Chart and figure data:
◇ ◇ ◇

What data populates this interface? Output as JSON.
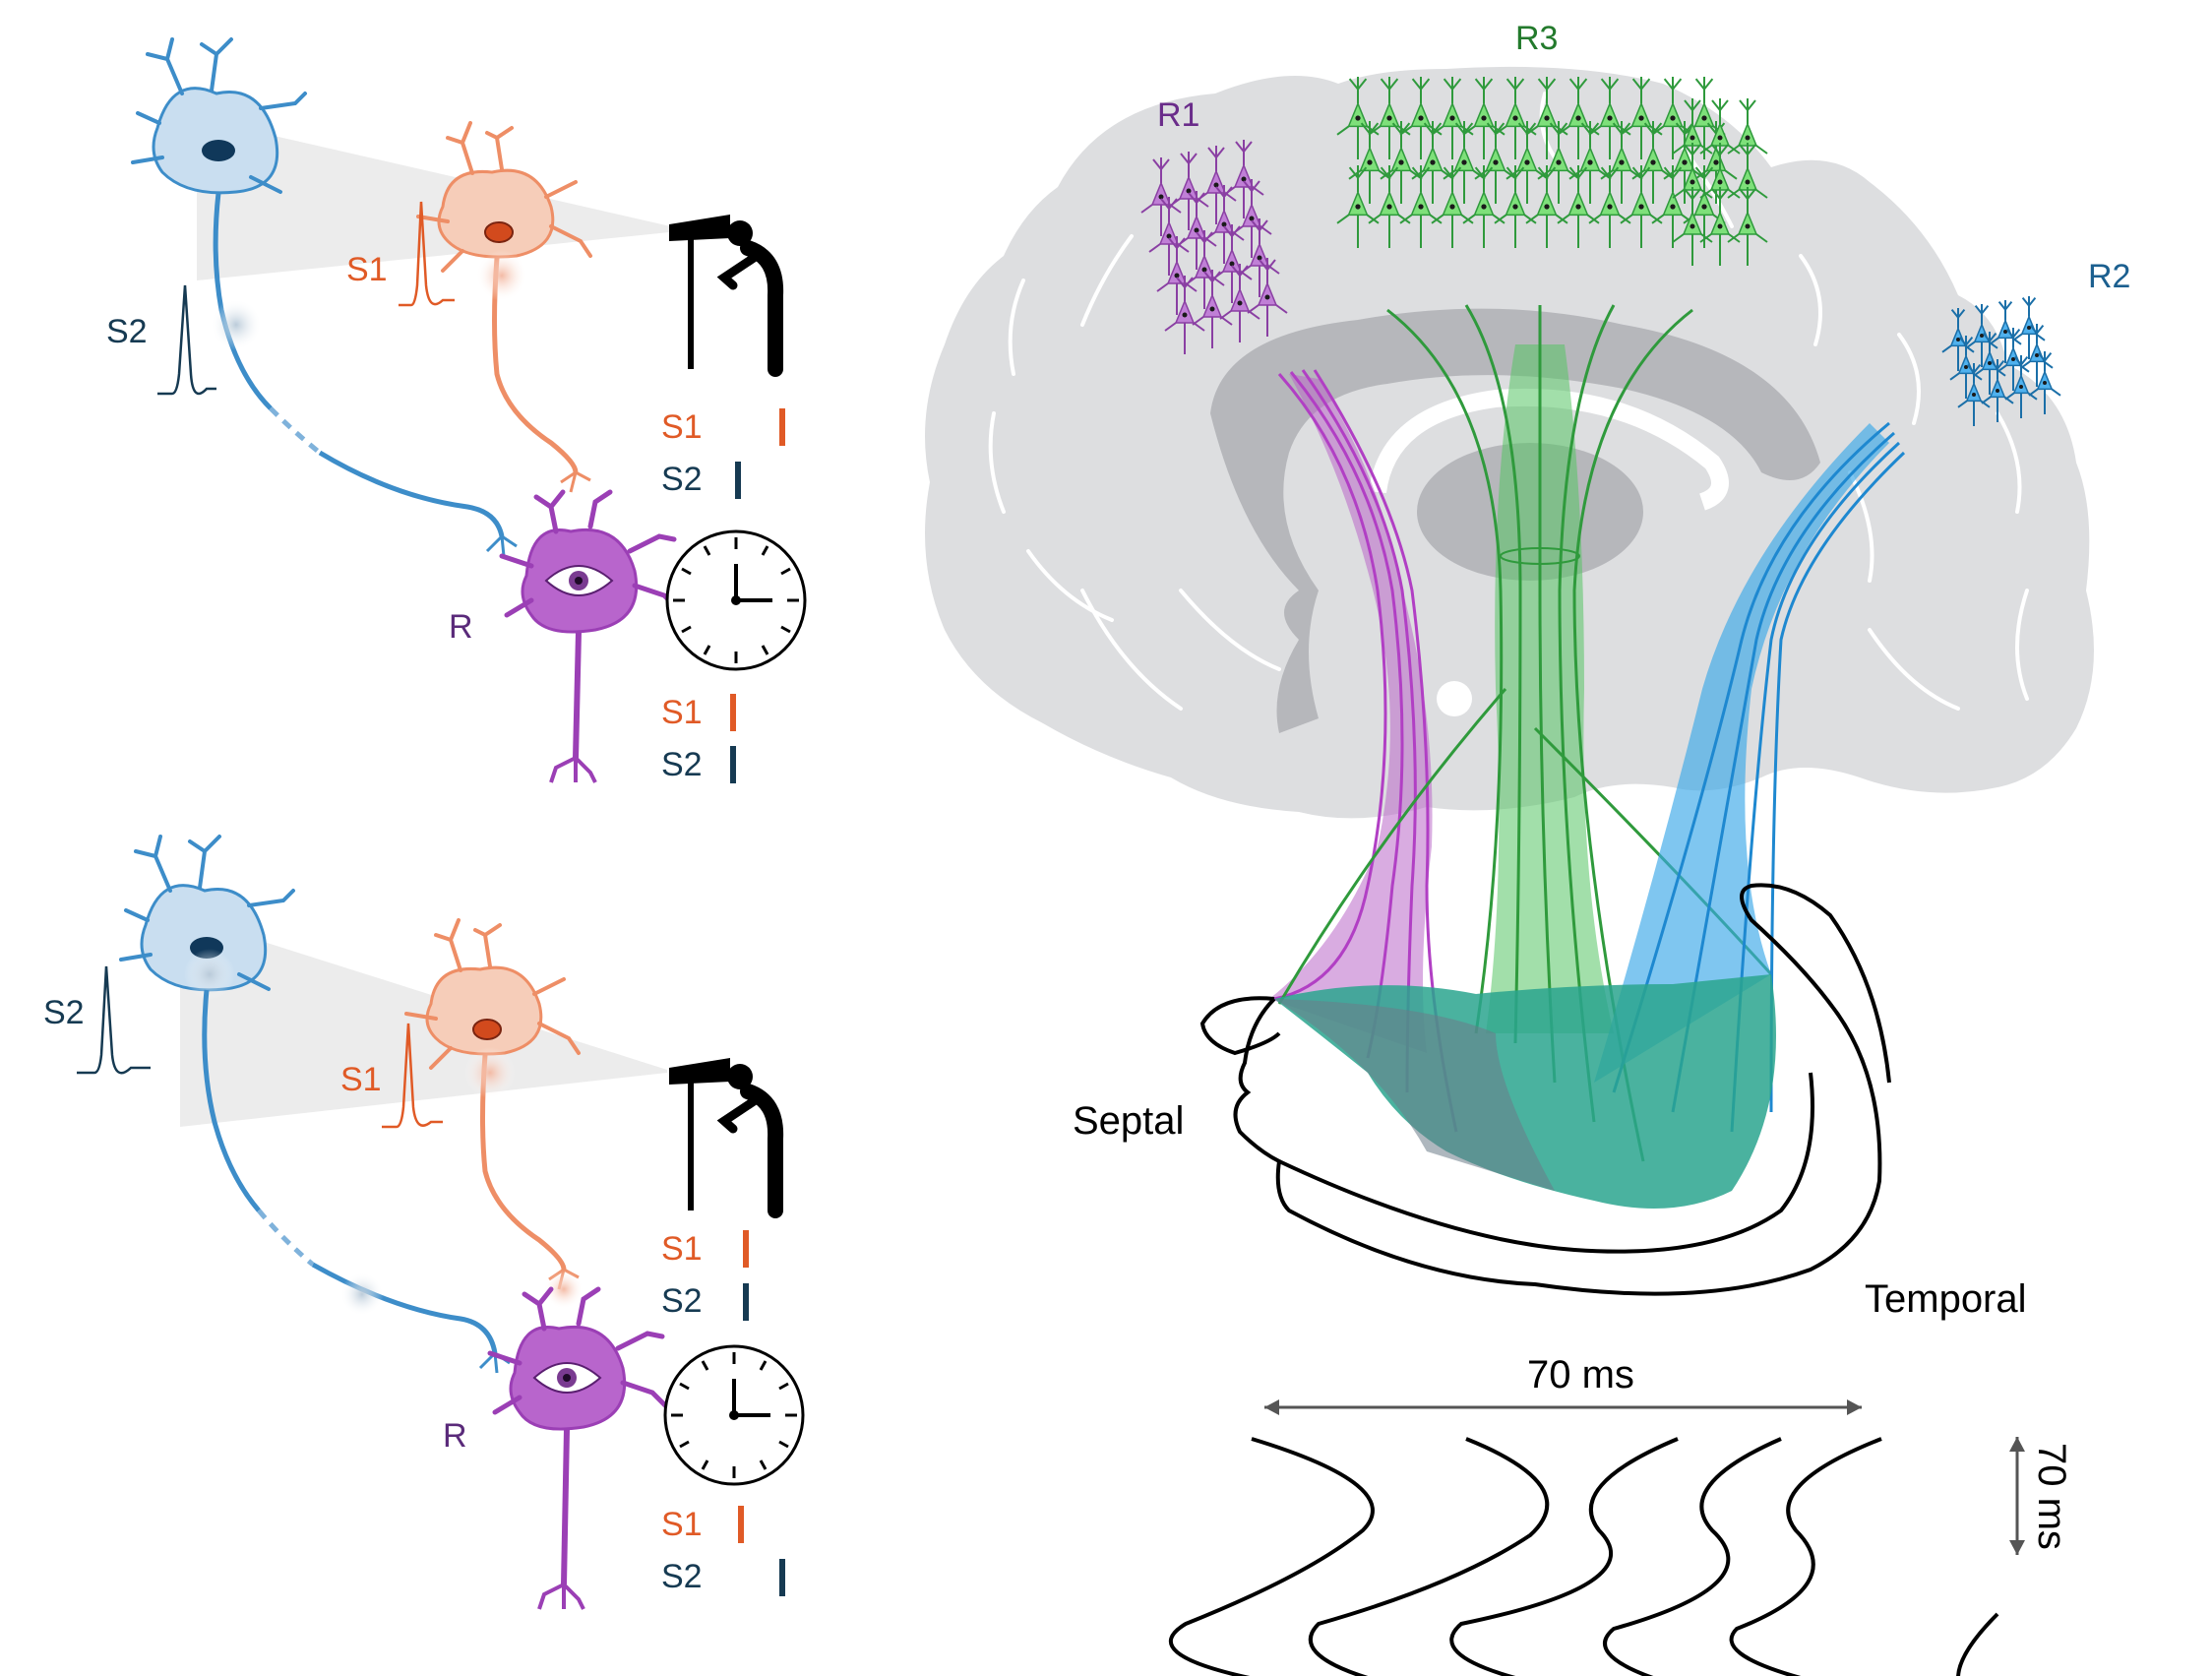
{
  "colors": {
    "s1": "#e05a26",
    "s2": "#163a52",
    "receiver": "#9b3fb5",
    "r1": "#8a3fa3",
    "r2": "#1b6fa8",
    "r3": "#2f9a3c",
    "brain": "#dddee0",
    "black": "#000000"
  },
  "icons": [
    "telescope-observer-icon",
    "clock-icon",
    "eye-icon"
  ],
  "panel_top": {
    "s2_label": "S2",
    "s1_label": "S1",
    "r_label": "R",
    "observer_spikes": [
      {
        "label": "S1",
        "tick_offset": 1
      },
      {
        "label": "S2",
        "tick_offset": 0
      }
    ],
    "receiver_spikes": [
      {
        "label": "S1",
        "tick_offset": 0
      },
      {
        "label": "S2",
        "tick_offset": 0
      }
    ]
  },
  "panel_bottom": {
    "s2_label": "S2",
    "s1_label": "S1",
    "r_label": "R",
    "observer_spikes": [
      {
        "label": "S1",
        "tick_offset": 0
      },
      {
        "label": "S2",
        "tick_offset": 0
      }
    ],
    "receiver_spikes": [
      {
        "label": "S1",
        "tick_offset": 0
      },
      {
        "label": "S2",
        "tick_offset": 1
      }
    ]
  },
  "brain": {
    "r1_label": "R1",
    "r2_label": "R2",
    "r3_label": "R3",
    "septal_label": "Septal",
    "temporal_label": "Temporal"
  },
  "waves": {
    "horizontal_label": "70 ms",
    "vertical_label": "70 ms"
  }
}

◇ ◇ ◇

▸ **Stated problem**: Extract all the entries word for word; omit any pictures.

▸ **Task solution**:
What data populates this interface? Output as JSON.
{
  "colors": {
    "s1": "#e05a26",
    "s2": "#163a52",
    "receiver": "#9b3fb5",
    "r1": "#8a3fa3",
    "r2": "#1b6fa8",
    "r3": "#2f9a3c",
    "brain": "#dddee0",
    "black": "#000000"
  },
  "icons": [
    "telescope-observer-icon",
    "clock-icon",
    "eye-icon"
  ],
  "panel_top": {
    "s2_label": "S2",
    "s1_label": "S1",
    "r_label": "R",
    "observer_spikes": [
      {
        "label": "S1",
        "tick_offset": 1
      },
      {
        "label": "S2",
        "tick_offset": 0
      }
    ],
    "receiver_spikes": [
      {
        "label": "S1",
        "tick_offset": 0
      },
      {
        "label": "S2",
        "tick_offset": 0
      }
    ]
  },
  "panel_bottom": {
    "s2_label": "S2",
    "s1_label": "S1",
    "r_label": "R",
    "observer_spikes": [
      {
        "label": "S1",
        "tick_offset": 0
      },
      {
        "label": "S2",
        "tick_offset": 0
      }
    ],
    "receiver_spikes": [
      {
        "label": "S1",
        "tick_offset": 0
      },
      {
        "label": "S2",
        "tick_offset": 1
      }
    ]
  },
  "brain": {
    "r1_label": "R1",
    "r2_label": "R2",
    "r3_label": "R3",
    "septal_label": "Septal",
    "temporal_label": "Temporal"
  },
  "waves": {
    "horizontal_label": "70 ms",
    "vertical_label": "70 ms"
  }
}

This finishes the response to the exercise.